**WORK TO BE COMPLETED**. Every line below that mentions the word "type" should be copied out.
===== PROVIDED DATA
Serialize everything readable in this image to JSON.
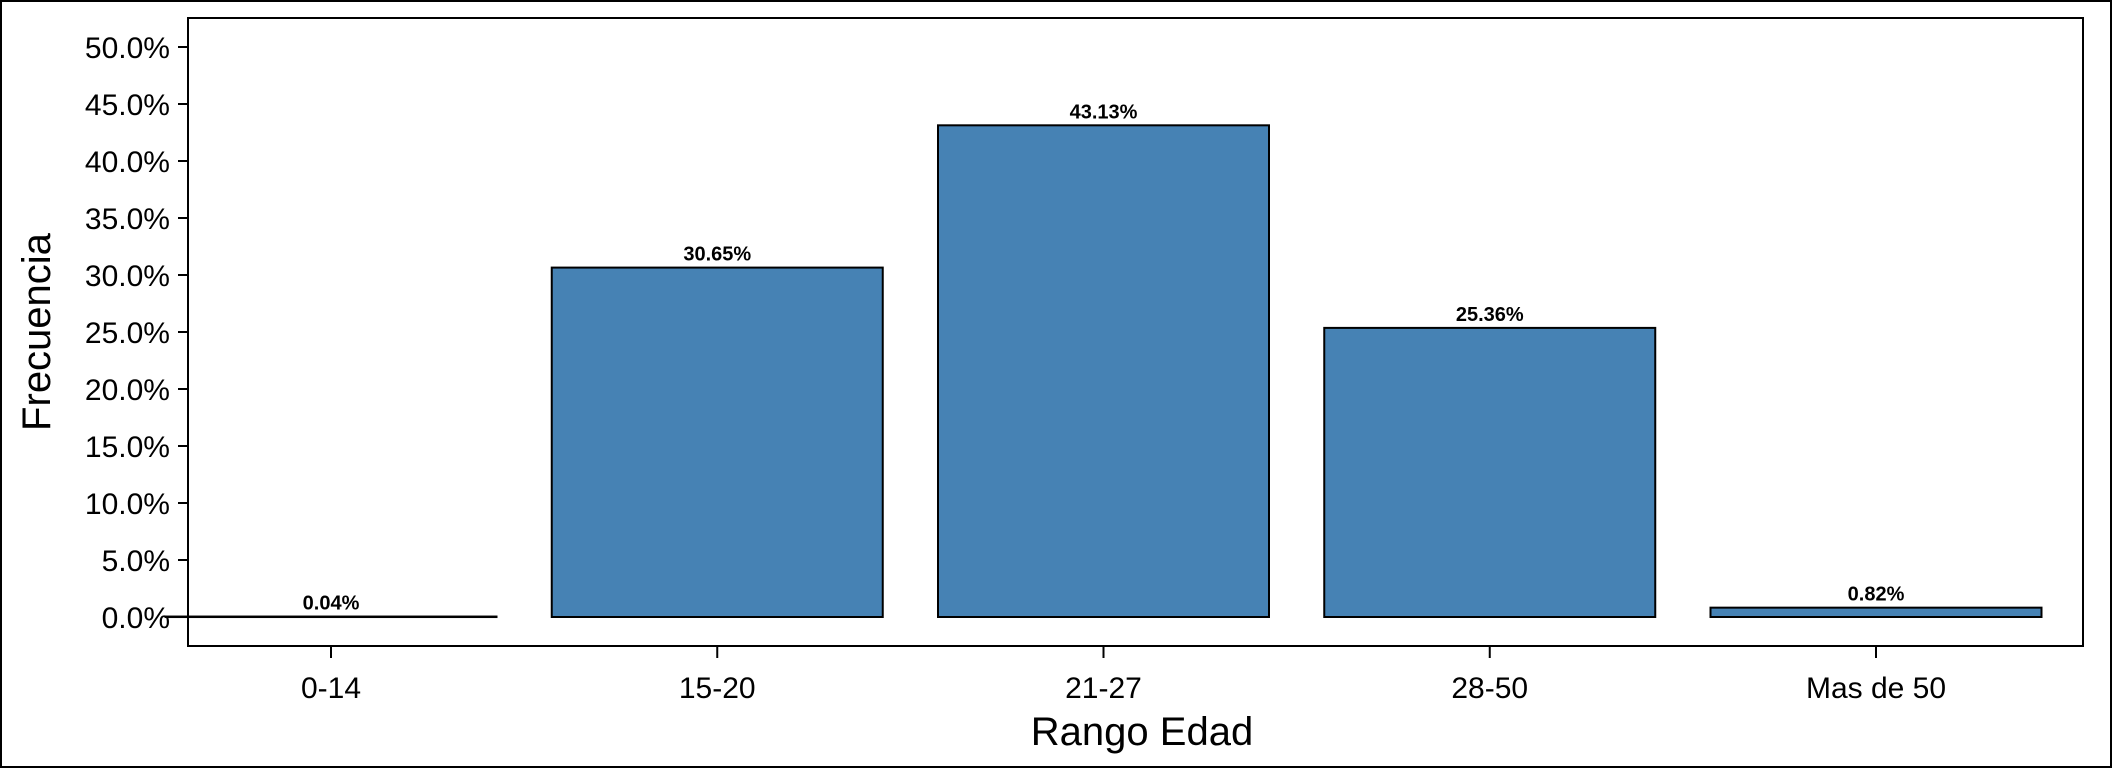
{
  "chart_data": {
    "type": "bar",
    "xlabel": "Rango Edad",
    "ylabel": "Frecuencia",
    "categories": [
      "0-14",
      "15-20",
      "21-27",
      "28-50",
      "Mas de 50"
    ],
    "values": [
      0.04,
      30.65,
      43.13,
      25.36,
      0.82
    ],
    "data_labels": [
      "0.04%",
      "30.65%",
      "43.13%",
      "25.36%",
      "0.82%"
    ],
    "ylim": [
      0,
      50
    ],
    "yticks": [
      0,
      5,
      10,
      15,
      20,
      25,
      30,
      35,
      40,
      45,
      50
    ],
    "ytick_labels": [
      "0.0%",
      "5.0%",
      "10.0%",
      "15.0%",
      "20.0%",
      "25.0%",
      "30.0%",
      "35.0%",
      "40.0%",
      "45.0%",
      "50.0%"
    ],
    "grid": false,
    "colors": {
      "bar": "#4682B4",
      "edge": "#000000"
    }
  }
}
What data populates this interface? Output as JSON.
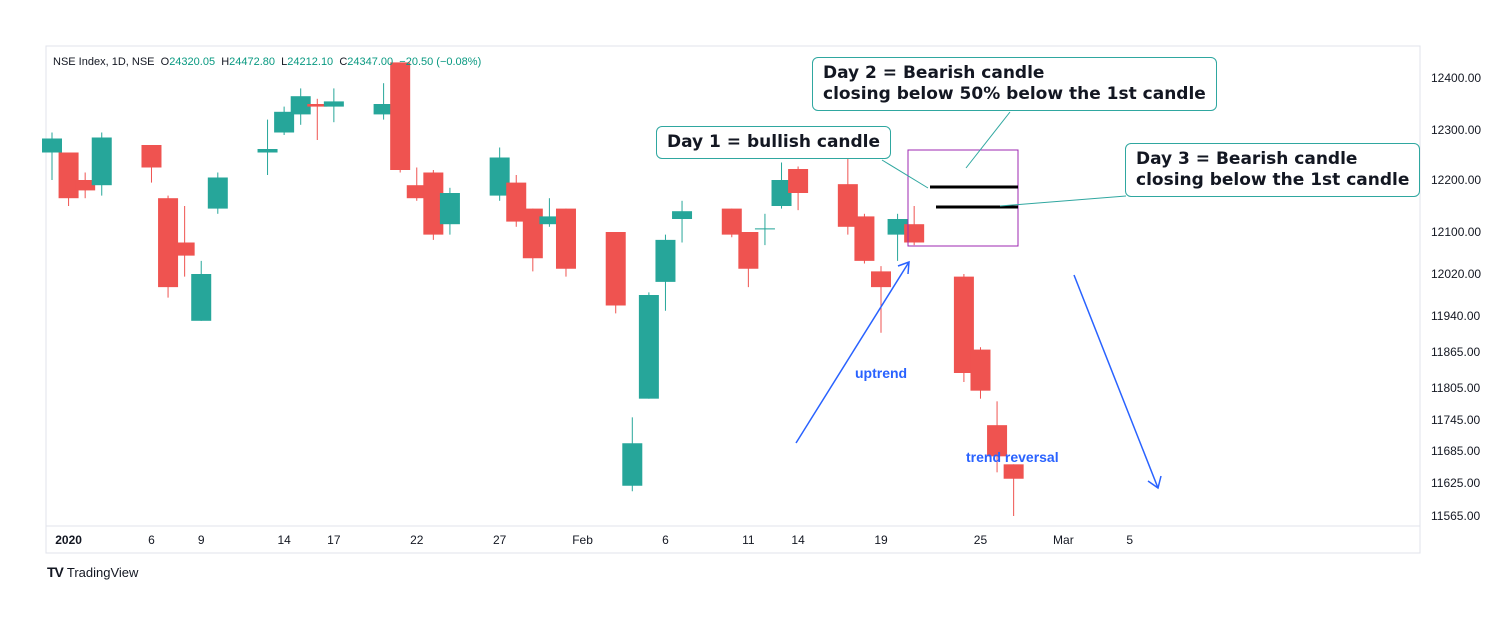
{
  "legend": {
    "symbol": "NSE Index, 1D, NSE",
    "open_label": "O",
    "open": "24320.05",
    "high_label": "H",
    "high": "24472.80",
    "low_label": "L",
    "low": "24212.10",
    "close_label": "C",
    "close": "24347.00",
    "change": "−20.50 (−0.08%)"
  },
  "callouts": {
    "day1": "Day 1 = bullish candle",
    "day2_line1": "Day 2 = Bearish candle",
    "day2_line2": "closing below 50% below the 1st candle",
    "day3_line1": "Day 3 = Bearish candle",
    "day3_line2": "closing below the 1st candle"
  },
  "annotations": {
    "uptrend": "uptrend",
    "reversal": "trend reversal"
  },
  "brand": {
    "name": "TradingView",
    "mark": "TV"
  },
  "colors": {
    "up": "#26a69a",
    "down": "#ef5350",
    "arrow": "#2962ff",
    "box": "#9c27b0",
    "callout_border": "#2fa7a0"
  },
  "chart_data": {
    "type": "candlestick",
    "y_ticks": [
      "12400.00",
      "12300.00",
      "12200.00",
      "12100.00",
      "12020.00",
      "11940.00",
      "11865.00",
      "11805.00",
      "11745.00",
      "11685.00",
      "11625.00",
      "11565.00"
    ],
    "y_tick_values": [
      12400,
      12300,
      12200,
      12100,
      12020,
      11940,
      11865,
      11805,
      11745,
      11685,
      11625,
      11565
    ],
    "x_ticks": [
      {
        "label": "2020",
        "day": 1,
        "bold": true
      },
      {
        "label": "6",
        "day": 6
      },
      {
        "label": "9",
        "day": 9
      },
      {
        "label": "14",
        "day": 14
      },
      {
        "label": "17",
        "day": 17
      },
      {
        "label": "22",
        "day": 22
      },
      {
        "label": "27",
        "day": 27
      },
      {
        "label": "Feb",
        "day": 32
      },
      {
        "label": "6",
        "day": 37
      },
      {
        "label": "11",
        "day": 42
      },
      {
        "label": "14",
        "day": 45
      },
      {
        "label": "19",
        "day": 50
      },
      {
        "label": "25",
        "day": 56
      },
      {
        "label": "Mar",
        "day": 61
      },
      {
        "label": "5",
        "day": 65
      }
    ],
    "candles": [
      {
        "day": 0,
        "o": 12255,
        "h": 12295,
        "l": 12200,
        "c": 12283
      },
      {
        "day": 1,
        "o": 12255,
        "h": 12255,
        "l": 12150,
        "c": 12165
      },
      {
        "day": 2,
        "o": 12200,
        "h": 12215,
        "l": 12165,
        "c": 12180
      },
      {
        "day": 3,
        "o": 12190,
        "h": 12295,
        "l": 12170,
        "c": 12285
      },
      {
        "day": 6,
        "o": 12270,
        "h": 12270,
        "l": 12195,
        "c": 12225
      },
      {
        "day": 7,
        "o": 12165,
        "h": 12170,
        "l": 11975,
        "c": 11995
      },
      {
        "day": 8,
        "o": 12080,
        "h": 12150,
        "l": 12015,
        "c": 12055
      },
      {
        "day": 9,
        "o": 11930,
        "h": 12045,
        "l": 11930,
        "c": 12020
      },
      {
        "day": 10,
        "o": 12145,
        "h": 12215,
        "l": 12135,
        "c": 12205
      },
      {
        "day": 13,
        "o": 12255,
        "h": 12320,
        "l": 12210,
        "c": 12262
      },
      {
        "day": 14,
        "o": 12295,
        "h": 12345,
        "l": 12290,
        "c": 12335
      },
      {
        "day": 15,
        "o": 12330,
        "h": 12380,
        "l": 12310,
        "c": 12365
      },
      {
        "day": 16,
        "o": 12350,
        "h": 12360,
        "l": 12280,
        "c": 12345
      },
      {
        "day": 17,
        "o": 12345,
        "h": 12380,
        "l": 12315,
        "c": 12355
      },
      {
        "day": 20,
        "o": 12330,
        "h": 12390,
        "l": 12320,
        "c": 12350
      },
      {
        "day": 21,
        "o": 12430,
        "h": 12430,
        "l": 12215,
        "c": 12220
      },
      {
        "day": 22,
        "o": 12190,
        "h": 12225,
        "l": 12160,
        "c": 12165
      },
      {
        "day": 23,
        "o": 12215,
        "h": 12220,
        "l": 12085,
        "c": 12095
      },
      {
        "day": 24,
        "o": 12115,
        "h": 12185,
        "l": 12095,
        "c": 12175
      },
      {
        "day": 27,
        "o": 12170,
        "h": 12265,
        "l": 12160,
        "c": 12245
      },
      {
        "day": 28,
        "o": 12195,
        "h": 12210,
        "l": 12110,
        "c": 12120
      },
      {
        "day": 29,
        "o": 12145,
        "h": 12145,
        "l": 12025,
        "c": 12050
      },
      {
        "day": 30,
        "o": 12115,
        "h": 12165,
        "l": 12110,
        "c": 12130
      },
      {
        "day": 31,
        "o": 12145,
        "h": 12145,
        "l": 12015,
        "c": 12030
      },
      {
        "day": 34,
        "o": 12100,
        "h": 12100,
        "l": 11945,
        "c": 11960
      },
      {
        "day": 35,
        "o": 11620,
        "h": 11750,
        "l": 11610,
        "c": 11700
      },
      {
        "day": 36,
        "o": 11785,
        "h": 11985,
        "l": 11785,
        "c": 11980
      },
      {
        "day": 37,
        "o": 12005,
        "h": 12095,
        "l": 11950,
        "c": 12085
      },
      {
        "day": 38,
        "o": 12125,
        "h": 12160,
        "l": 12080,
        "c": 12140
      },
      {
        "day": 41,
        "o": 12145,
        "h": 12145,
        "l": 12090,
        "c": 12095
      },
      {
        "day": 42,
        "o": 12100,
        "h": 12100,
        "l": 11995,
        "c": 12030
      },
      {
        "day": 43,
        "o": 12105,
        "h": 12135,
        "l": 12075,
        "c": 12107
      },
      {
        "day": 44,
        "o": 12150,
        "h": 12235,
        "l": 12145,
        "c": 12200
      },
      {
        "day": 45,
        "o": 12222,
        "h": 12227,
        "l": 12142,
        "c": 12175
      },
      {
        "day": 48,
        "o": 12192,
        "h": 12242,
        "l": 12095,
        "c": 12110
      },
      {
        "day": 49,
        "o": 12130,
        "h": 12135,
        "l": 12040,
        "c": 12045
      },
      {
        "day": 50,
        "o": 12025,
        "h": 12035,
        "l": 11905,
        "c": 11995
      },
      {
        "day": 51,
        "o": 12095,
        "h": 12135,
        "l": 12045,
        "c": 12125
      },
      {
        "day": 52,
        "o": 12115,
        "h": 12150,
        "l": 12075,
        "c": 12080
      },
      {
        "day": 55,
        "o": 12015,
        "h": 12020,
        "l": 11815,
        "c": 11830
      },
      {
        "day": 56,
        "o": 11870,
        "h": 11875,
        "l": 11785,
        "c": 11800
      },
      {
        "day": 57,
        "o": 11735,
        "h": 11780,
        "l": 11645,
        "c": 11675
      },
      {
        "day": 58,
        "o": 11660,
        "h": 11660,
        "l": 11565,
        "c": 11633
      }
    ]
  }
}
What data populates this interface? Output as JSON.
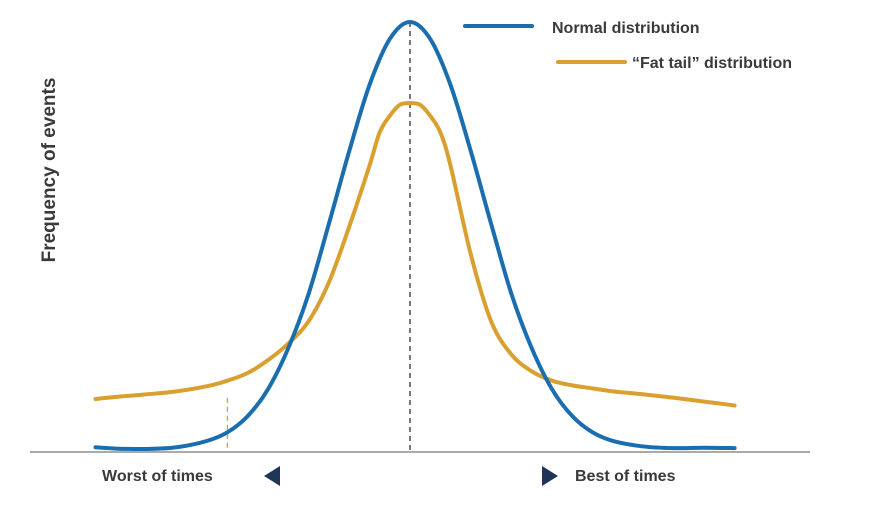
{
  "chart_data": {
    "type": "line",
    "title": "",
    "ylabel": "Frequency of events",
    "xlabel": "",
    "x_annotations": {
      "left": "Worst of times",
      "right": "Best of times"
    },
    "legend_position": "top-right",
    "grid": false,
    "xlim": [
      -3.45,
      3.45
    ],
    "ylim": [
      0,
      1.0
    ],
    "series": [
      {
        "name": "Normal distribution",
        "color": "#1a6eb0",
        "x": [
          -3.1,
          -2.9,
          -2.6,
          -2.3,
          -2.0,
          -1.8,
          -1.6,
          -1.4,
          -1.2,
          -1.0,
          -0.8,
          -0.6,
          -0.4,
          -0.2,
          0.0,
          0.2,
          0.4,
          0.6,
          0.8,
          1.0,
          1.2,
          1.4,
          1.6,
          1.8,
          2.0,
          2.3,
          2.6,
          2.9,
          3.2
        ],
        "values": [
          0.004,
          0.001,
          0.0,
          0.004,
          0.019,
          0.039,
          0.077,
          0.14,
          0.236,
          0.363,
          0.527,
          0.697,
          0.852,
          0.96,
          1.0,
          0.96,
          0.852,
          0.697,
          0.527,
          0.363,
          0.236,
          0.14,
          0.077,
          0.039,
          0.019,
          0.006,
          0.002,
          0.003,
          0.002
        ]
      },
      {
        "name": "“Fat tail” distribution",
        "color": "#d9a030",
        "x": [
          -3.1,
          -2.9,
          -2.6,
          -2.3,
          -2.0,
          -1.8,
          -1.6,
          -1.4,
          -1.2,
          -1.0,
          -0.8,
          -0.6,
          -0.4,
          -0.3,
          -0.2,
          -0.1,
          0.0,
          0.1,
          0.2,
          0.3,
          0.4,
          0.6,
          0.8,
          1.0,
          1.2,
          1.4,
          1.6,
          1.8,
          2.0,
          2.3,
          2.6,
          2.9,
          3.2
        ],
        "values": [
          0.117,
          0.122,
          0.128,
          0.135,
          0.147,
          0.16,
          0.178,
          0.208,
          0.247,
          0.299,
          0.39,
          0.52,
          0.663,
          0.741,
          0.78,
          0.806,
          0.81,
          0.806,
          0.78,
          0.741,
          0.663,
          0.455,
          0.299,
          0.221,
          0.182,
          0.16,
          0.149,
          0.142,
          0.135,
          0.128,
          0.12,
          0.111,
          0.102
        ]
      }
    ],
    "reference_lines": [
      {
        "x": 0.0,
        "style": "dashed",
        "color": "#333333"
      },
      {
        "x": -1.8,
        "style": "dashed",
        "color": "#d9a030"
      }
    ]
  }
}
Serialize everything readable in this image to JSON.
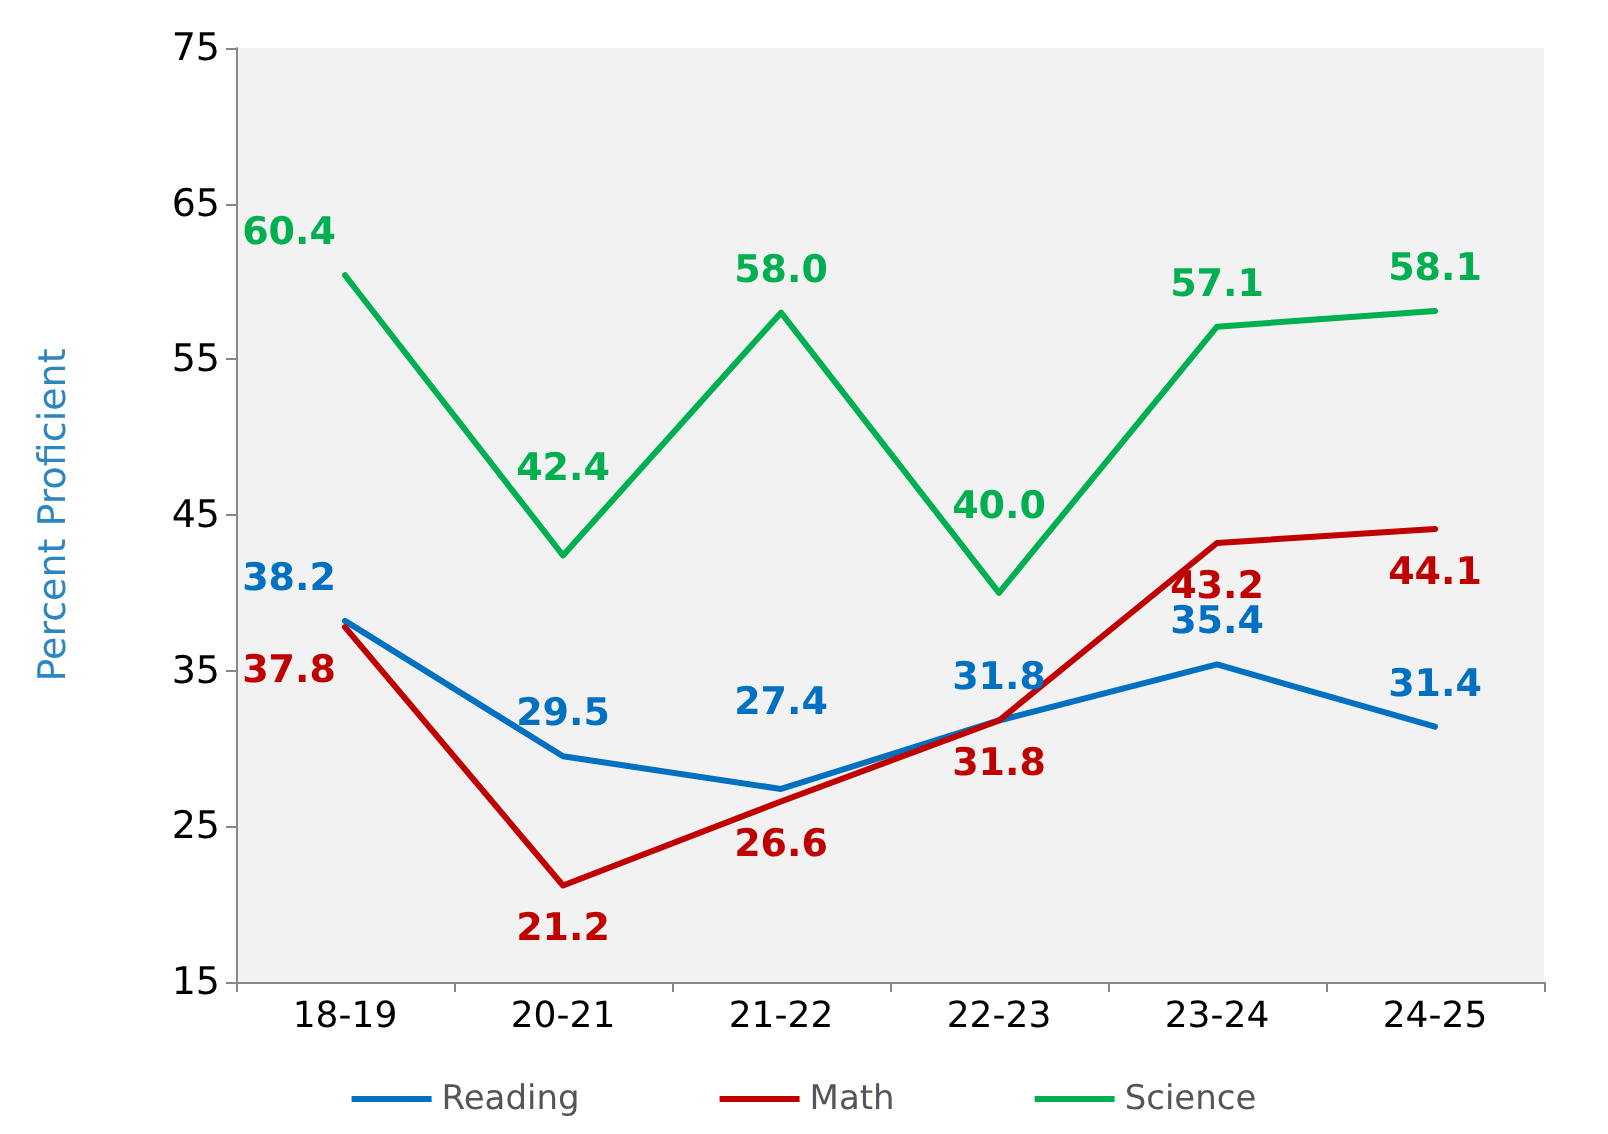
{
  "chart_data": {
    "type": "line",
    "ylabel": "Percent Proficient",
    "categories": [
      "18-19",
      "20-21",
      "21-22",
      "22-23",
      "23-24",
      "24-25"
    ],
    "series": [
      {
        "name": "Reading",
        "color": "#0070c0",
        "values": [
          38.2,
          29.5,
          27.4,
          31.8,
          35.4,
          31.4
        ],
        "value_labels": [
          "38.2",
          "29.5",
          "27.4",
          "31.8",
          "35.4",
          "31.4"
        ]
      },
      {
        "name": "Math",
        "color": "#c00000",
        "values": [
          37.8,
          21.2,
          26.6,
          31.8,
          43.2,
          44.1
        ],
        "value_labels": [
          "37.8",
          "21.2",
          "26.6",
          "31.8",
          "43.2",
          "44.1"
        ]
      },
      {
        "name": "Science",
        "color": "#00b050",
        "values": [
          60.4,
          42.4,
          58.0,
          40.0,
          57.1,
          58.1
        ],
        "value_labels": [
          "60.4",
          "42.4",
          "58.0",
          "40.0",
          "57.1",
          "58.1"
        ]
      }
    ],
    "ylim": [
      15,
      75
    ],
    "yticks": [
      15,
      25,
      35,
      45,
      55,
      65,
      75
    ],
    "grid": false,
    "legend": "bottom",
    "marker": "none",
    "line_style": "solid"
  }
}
==========
**THE RESULT**.
    "type": "bar",
    "type": "candlestick",
    "type": "line",
    "type": "line",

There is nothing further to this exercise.